>>>

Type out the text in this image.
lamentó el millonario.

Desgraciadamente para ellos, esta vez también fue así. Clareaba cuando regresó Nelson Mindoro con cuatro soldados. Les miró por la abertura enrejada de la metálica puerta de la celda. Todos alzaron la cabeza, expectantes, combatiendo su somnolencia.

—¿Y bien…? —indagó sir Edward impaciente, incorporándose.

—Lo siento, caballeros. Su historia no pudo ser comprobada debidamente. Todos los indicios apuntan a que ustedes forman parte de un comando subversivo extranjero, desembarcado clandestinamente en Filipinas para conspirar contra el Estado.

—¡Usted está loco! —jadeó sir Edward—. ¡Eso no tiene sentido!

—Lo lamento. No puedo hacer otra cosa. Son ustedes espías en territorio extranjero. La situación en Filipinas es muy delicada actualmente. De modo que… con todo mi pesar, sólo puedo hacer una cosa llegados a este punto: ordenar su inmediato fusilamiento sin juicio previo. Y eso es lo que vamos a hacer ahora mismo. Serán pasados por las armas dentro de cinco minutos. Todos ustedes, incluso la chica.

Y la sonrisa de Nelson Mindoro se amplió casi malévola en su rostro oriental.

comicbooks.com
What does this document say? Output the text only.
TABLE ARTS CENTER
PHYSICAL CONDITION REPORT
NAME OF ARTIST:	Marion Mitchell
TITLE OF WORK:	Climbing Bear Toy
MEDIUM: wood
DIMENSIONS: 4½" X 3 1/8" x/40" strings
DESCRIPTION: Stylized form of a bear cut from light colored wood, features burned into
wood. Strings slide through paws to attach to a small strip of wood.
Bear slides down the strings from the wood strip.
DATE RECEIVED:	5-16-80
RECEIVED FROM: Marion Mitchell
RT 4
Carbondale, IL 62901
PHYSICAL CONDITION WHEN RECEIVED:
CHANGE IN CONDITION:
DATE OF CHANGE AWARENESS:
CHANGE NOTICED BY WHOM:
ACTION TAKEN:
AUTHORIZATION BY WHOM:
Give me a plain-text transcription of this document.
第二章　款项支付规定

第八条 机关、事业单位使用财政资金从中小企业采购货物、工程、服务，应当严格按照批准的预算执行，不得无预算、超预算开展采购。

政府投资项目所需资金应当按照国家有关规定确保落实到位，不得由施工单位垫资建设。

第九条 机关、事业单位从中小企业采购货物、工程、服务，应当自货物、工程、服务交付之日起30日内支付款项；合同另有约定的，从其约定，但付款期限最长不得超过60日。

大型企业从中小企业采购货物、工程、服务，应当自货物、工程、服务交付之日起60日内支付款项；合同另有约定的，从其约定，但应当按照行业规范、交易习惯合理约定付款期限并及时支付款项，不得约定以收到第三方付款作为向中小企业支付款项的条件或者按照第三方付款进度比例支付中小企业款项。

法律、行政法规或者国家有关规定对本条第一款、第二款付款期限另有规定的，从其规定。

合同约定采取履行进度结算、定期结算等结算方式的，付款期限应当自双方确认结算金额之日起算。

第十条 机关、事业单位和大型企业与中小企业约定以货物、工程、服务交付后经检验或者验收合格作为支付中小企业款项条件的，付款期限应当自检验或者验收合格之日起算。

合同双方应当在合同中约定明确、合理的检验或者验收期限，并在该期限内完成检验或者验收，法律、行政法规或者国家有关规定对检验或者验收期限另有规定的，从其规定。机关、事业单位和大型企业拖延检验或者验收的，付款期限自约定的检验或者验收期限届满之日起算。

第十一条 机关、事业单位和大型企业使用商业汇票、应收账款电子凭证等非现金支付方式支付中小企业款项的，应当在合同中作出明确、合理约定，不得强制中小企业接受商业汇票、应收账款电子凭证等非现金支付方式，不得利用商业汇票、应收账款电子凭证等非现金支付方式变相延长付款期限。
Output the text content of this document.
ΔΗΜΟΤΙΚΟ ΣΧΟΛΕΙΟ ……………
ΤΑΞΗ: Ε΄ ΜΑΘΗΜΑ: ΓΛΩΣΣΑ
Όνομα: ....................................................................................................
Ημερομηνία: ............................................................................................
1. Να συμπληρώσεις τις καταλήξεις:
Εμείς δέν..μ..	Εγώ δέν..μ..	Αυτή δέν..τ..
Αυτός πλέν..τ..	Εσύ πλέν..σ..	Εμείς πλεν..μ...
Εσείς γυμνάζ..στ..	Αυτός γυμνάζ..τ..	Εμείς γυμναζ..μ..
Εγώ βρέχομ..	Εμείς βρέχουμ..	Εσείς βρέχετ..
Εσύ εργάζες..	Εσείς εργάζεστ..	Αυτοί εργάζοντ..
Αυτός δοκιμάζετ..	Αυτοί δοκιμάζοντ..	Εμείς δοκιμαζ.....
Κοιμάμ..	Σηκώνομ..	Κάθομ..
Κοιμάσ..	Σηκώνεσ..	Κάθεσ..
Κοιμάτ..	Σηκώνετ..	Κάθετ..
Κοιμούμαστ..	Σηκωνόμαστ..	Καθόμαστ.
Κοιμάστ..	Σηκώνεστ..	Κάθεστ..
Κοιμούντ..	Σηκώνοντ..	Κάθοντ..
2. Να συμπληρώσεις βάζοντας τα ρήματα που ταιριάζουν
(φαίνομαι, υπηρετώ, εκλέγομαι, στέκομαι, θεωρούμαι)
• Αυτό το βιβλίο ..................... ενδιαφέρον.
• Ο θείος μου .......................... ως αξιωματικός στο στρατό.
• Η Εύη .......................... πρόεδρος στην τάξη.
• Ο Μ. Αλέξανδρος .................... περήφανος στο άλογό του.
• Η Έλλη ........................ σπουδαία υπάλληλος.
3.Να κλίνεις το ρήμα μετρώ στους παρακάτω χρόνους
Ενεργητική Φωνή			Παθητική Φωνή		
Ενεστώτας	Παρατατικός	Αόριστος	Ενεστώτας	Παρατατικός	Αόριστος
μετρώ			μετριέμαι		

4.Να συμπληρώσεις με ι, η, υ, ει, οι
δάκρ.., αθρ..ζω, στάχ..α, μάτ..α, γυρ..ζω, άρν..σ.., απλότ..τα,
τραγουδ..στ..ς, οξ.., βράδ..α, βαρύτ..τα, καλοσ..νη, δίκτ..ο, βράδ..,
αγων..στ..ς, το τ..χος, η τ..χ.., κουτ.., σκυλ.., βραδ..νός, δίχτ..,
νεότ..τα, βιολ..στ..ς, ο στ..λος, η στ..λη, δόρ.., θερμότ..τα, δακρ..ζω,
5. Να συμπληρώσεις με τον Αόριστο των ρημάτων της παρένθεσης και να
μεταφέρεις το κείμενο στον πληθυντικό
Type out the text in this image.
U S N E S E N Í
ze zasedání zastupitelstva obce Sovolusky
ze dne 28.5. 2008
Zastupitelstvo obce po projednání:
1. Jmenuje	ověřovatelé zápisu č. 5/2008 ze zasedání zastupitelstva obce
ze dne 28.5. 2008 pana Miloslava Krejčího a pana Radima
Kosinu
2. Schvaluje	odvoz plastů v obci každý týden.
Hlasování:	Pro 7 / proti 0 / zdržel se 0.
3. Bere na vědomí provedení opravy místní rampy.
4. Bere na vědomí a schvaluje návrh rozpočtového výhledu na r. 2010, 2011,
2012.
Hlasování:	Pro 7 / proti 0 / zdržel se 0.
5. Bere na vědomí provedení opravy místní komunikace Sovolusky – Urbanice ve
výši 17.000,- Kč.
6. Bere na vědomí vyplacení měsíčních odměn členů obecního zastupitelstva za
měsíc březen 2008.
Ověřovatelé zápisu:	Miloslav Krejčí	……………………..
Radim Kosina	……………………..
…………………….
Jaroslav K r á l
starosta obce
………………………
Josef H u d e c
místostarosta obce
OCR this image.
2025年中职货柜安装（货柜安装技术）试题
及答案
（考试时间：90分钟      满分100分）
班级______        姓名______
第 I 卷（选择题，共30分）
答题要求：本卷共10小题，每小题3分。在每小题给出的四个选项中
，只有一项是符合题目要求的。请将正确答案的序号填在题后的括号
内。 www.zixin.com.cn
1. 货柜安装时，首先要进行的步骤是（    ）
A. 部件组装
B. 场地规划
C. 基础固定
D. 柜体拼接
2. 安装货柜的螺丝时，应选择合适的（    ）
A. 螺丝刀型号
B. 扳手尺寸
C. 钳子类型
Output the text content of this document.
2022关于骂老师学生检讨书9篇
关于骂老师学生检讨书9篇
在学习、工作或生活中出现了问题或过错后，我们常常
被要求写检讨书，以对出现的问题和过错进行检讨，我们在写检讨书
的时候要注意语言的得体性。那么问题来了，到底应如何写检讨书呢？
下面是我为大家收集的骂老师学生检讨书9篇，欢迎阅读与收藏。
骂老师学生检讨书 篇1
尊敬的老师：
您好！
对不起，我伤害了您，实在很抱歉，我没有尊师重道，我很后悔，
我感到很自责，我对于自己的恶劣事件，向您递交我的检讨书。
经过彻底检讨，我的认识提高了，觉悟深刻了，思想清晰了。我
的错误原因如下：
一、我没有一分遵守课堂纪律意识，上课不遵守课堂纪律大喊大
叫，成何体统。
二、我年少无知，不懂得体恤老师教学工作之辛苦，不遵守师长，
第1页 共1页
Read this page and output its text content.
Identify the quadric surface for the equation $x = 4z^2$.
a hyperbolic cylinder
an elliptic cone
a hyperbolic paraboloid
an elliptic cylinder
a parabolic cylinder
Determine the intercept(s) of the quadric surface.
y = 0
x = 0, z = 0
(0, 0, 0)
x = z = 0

<<<

▸ Exercise directions
From the listing above, copy every line that holds the string "document".

▸ Solution for this problem
What does this document say? Output the text only.
Give me a plain-text transcription of this document.
Output the text content of this document.
Output the text content of this document.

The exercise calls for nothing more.